-- PROVIDED DATA --
........

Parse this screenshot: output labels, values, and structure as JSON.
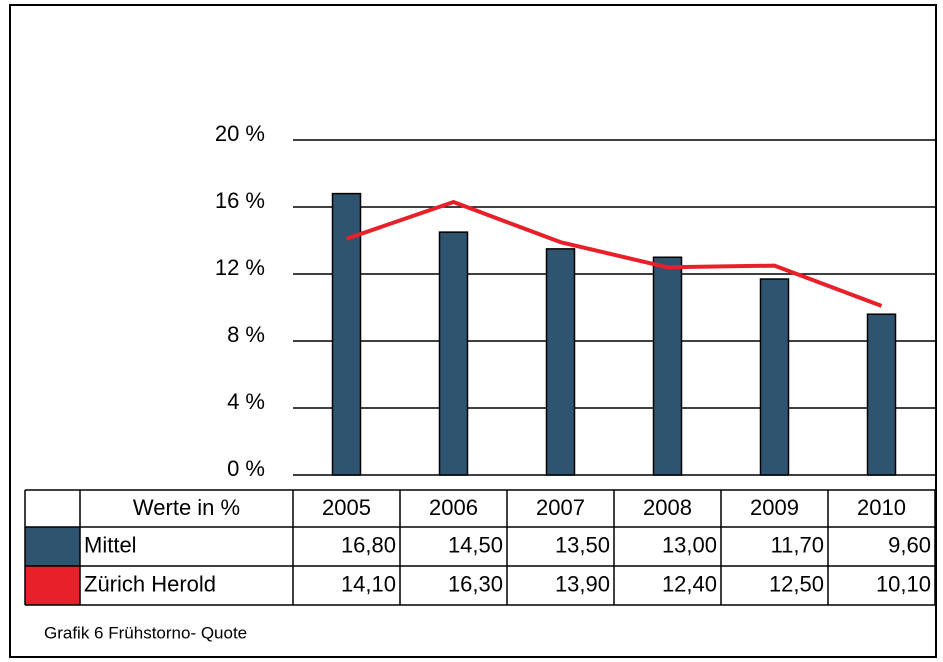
{
  "chart_data": {
    "type": "bar",
    "categories": [
      "2005",
      "2006",
      "2007",
      "2008",
      "2009",
      "2010"
    ],
    "table_header": "Werte in %",
    "series": [
      {
        "name": "Mittel",
        "type": "bar",
        "color": "#2f5470",
        "values": [
          16.8,
          14.5,
          13.5,
          13.0,
          11.7,
          9.6
        ],
        "value_labels": [
          "16,80",
          "14,50",
          "13,50",
          "13,00",
          "11,70",
          "9,60"
        ]
      },
      {
        "name": "Zürich Herold",
        "type": "line",
        "color": "#e8202a",
        "values": [
          14.1,
          16.3,
          13.9,
          12.4,
          12.5,
          10.1
        ],
        "value_labels": [
          "14,10",
          "16,30",
          "13,90",
          "12,40",
          "12,50",
          "10,10"
        ]
      }
    ],
    "ylim": [
      0,
      20
    ],
    "yticks": [
      {
        "value": 0,
        "label": "0 %"
      },
      {
        "value": 4,
        "label": "4 %"
      },
      {
        "value": 8,
        "label": "8 %"
      },
      {
        "value": 12,
        "label": "12 %"
      },
      {
        "value": 16,
        "label": "16 %"
      },
      {
        "value": 20,
        "label": "20 %"
      }
    ],
    "grid": true,
    "caption": "Grafik 6 Frühstorno- Quote"
  }
}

........

-- TASK TO CARRY OUT --
All of the data needs repeating exactly, but the pictures do not.

-- RESPONSE --
Parse this screenshot: output labels, values, and structure as JSON.
{
  "chart_data": {
    "type": "bar",
    "categories": [
      "2005",
      "2006",
      "2007",
      "2008",
      "2009",
      "2010"
    ],
    "table_header": "Werte in %",
    "series": [
      {
        "name": "Mittel",
        "type": "bar",
        "color": "#2f5470",
        "values": [
          16.8,
          14.5,
          13.5,
          13.0,
          11.7,
          9.6
        ],
        "value_labels": [
          "16,80",
          "14,50",
          "13,50",
          "13,00",
          "11,70",
          "9,60"
        ]
      },
      {
        "name": "Zürich Herold",
        "type": "line",
        "color": "#e8202a",
        "values": [
          14.1,
          16.3,
          13.9,
          12.4,
          12.5,
          10.1
        ],
        "value_labels": [
          "14,10",
          "16,30",
          "13,90",
          "12,40",
          "12,50",
          "10,10"
        ]
      }
    ],
    "ylim": [
      0,
      20
    ],
    "yticks": [
      {
        "value": 0,
        "label": "0 %"
      },
      {
        "value": 4,
        "label": "4 %"
      },
      {
        "value": 8,
        "label": "8 %"
      },
      {
        "value": 12,
        "label": "12 %"
      },
      {
        "value": 16,
        "label": "16 %"
      },
      {
        "value": 20,
        "label": "20 %"
      }
    ],
    "grid": true,
    "caption": "Grafik 6 Frühstorno- Quote"
  }
}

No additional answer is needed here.